** start Data to use **

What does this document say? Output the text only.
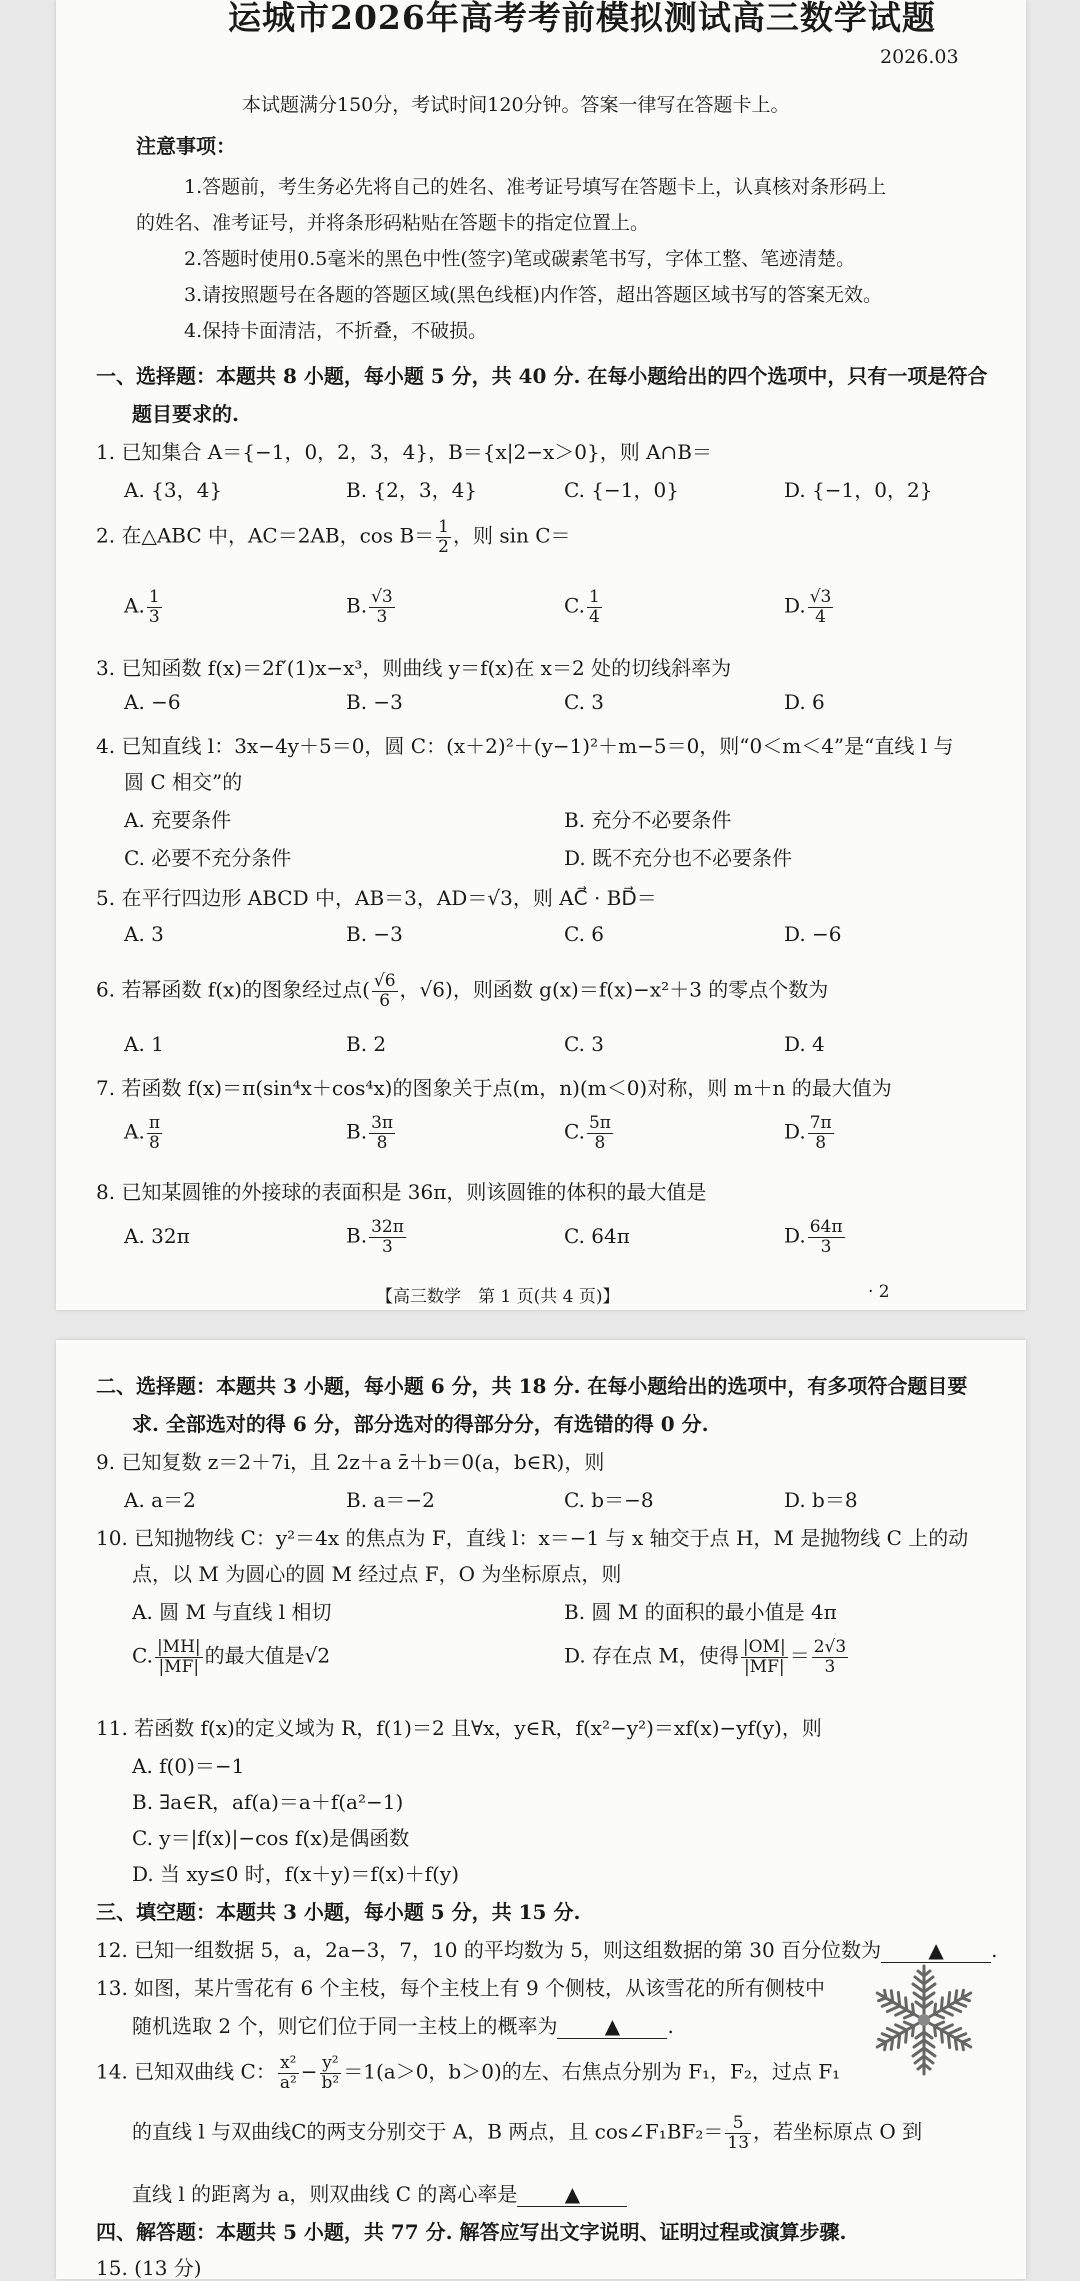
运城市2026年高考考前模拟测试高三数学试题
2026.03
本试题满分150分，考试时间120分钟。答案一律写在答题卡上。
注意事项：
1.答题前，考生务必先将自己的姓名、准考证号填写在答题卡上，认真核对条形码上
的姓名、准考证号，并将条形码粘贴在答题卡的指定位置上。
2.答题时使用0.5毫米的黑色中性(签字)笔或碳素笔书写，字体工整、笔迹清楚。
3.请按照题号在各题的答题区域(黑色线框)内作答，超出答题区域书写的答案无效。
4.保持卡面清洁，不折叠，不破损。
一、选择题：本题共 8 小题，每小题 5 分，共 40 分. 在每小题给出的四个选项中，只有一项是符合
题目要求的.
1. 已知集合 A＝{−1，0，2，3，4}，B＝{x|2−x＞0}，则 A∩B＝
A. {3，4}	B. {2，3，4}	C. {−1，0}	D. {−1，0，2}
2. 在△ABC 中，AC＝2AB，$\cos B= \frac{1}{2}$ ，则 sin C＝
A. $\frac{1}{3}$	B. $\frac{√3}{3}$	C. $\frac{1}{4}$	D. $\frac{√3}{4}$
3. 已知函数 f(x)＝2f′(1)x−x³，则曲线 y＝f(x)在 x＝2 处的切线斜率为
A. −6	B. −3	C. 3	D. 6
4. 已知直线 l：3x−4y＋5＝0，圆 C：(x＋2)²＋(y−1)²＋m−5＝0，则“0＜m＜4”是“直线 l 与
圆 C 相交”的
A. 充要条件	B. 充分不必要条件
C. 必要不充分条件	D. 既不充分也不必要条件
5. 在平行四边形 ABCD 中，AB＝3，AD＝√3，则 AC⃗ · BD⃗＝
A. 3	B. −3	C. 6	D. −6
6. 若幂函数 f(x)的图象经过点( $\frac{√6}{6}$ ，√6)，则函数 g(x)＝f(x)−x²＋3 的零点个数为
A. 1	B. 2	C. 3	D. 4
7. 若函数 f(x)＝π(sin⁴x＋cos⁴x)的图象关于点(m，n)(m＜0)对称，则 m＋n 的最大值为
A. $\frac{\pi}{8}$	B. $\frac{3\pi}{8}$	C. $\frac{5\pi}{8}$	D. $\frac{7\pi}{8}$
8. 已知某圆锥的外接球的表面积是 36π，则该圆锥的体积的最大值是
A. 32π	B. $\frac{32\pi}{3}$	C. 64π	D. $\frac{64\pi}{3}$
【高三数学　第 1 页(共 4 页)】	· 2
二、选择题：本题共 3 小题，每小题 6 分，共 18 分. 在每小题给出的选项中，有多项符合题目要
求. 全部选对的得 6 分，部分选对的得部分分，有选错的得 0 分.
9. 已知复数 z＝2＋7i，且 2z＋a z̄＋b＝0(a，b∈R)，则
A. a＝2	B. a＝−2	C. b＝−8	D. b＝8
10. 已知抛物线 C：y²＝4x 的焦点为 F，直线 l：x＝−1 与 x 轴交于点 H，M 是抛物线 C 上的动
点，以 M 为圆心的圆 M 经过点 F，O 为坐标原点，则
A. 圆 M 与直线 l 相切	B. 圆 M 的面积的最小值是 4π
C. $\frac{|MH|}{|MF|}$ 的最大值是√2	D. 存在点 M，使得 $\frac{|OM|}{|MF|} = \frac{2√3}{3}$
11. 若函数 f(x)的定义域为 R，f(1)＝2 且∀x，y∈R，f(x²−y²)＝xf(x)−yf(y)，则
A. f(0)＝−1
B. ∃a∈R，af(a)＝a＋f(a²−1)
C. y＝|f(x)|−cos f(x)是偶函数
D. 当 xy≤0 时，f(x＋y)＝f(x)＋f(y)
三、填空题：本题共 3 小题，每小题 5 分，共 15 分.
12. 已知一组数据 5，a，2a−3，7，10 的平均数为 5，则这组数据的第 30 百分位数为 ▲ .
13. 如图，某片雪花有 6 个主枝，每个主枝上有 9 个侧枝，从该雪花的所有侧枝中
随机选取 2 个，则它们位于同一主枝上的概率为 ▲ .
14. 已知双曲线 C： $\frac{\text{x²}}{\text{a²}} - \frac{\text{y²}}{\text{b²}} =1(a>0$，b＞0)的左、右焦点分别为 F₁，F₂，过点 F₁
的直线 l 与双曲线C的两支分别交于 A，B 两点，且 cos∠F₁BF₂＝ $\frac{5}{13}$ ，若坐标原点 O 到
直线 l 的距离为 a，则双曲线 C 的离心率是 ▲
四、解答题：本题共 5 小题，共 77 分. 解答应写出文字说明、证明过程或演算步骤.
15. (13 分)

** end Data to use **

→ Task brief
Above are records with pictures; repeat the records exactly and leave the pictures out.

→ Solution to the exercise
What does this document say? Output the text only.
运城市2026年高考考前模拟测试高三数学试题
2026.03
本试题满分150分，考试时间120分钟。答案一律写在答题卡上。
注意事项：
1.答题前，考生务必先将自己的姓名、准考证号填写在答题卡上，认真核对条形码上
的姓名、准考证号，并将条形码粘贴在答题卡的指定位置上。
2.答题时使用0.5毫米的黑色中性(签字)笔或碳素笔书写，字体工整、笔迹清楚。
3.请按照题号在各题的答题区域(黑色线框)内作答，超出答题区域书写的答案无效。
4.保持卡面清洁，不折叠，不破损。
一、选择题：本题共 8 小题，每小题 5 分，共 40 分. 在每小题给出的四个选项中，只有一项是符合
题目要求的.
1. 已知集合 A＝{−1，0，2，3，4}，B＝{x|2−x＞0}，则 A∩B＝
A. {3，4}	B. {2，3，4}	C. {−1，0}	D. {−1，0，2}
2. 在△ABC 中，AC＝2AB，$\cos B= \frac{1}{2}$ ，则 sin C＝
A. $\frac{1}{3}$	B. $\frac{√3}{3}$	C. $\frac{1}{4}$	D. $\frac{√3}{4}$
3. 已知函数 f(x)＝2f′(1)x−x³，则曲线 y＝f(x)在 x＝2 处的切线斜率为
A. −6	B. −3	C. 3	D. 6
4. 已知直线 l：3x−4y＋5＝0，圆 C：(x＋2)²＋(y−1)²＋m−5＝0，则“0＜m＜4”是“直线 l 与
圆 C 相交”的
A. 充要条件	B. 充分不必要条件
C. 必要不充分条件	D. 既不充分也不必要条件
5. 在平行四边形 ABCD 中，AB＝3，AD＝√3，则 AC⃗ · BD⃗＝
A. 3	B. −3	C. 6	D. −6
6. 若幂函数 f(x)的图象经过点( $\frac{√6}{6}$ ，√6)，则函数 g(x)＝f(x)−x²＋3 的零点个数为
A. 1	B. 2	C. 3	D. 4
7. 若函数 f(x)＝π(sin⁴x＋cos⁴x)的图象关于点(m，n)(m＜0)对称，则 m＋n 的最大值为
A. $\frac{\pi}{8}$	B. $\frac{3\pi}{8}$	C. $\frac{5\pi}{8}$	D. $\frac{7\pi}{8}$
8. 已知某圆锥的外接球的表面积是 36π，则该圆锥的体积的最大值是
A. 32π	B. $\frac{32\pi}{3}$	C. 64π	D. $\frac{64\pi}{3}$
【高三数学　第 1 页(共 4 页)】	· 2
二、选择题：本题共 3 小题，每小题 6 分，共 18 分. 在每小题给出的选项中，有多项符合题目要
求. 全部选对的得 6 分，部分选对的得部分分，有选错的得 0 分.
9. 已知复数 z＝2＋7i，且 2z＋a z̄＋b＝0(a，b∈R)，则
A. a＝2	B. a＝−2	C. b＝−8	D. b＝8
10. 已知抛物线 C：y²＝4x 的焦点为 F，直线 l：x＝−1 与 x 轴交于点 H，M 是抛物线 C 上的动
点，以 M 为圆心的圆 M 经过点 F，O 为坐标原点，则
A. 圆 M 与直线 l 相切	B. 圆 M 的面积的最小值是 4π
C. $\frac{|MH|}{|MF|}$ 的最大值是√2	D. 存在点 M，使得 $\frac{|OM|}{|MF|} = \frac{2√3}{3}$
11. 若函数 f(x)的定义域为 R，f(1)＝2 且∀x，y∈R，f(x²−y²)＝xf(x)−yf(y)，则
A. f(0)＝−1
B. ∃a∈R，af(a)＝a＋f(a²−1)
C. y＝|f(x)|−cos f(x)是偶函数
D. 当 xy≤0 时，f(x＋y)＝f(x)＋f(y)
三、填空题：本题共 3 小题，每小题 5 分，共 15 分.
12. 已知一组数据 5，a，2a−3，7，10 的平均数为 5，则这组数据的第 30 百分位数为 ▲ .
13. 如图，某片雪花有 6 个主枝，每个主枝上有 9 个侧枝，从该雪花的所有侧枝中
随机选取 2 个，则它们位于同一主枝上的概率为 ▲ .
14. 已知双曲线 C： $\frac{\text{x²}}{\text{a²}} - \frac{\text{y²}}{\text{b²}} =1(a>0$，b＞0)的左、右焦点分别为 F₁，F₂，过点 F₁
的直线 l 与双曲线C的两支分别交于 A，B 两点，且 cos∠F₁BF₂＝ $\frac{5}{13}$ ，若坐标原点 O 到
直线 l 的距离为 a，则双曲线 C 的离心率是 ▲
四、解答题：本题共 5 小题，共 77 分. 解答应写出文字说明、证明过程或演算步骤.
15. (13 分)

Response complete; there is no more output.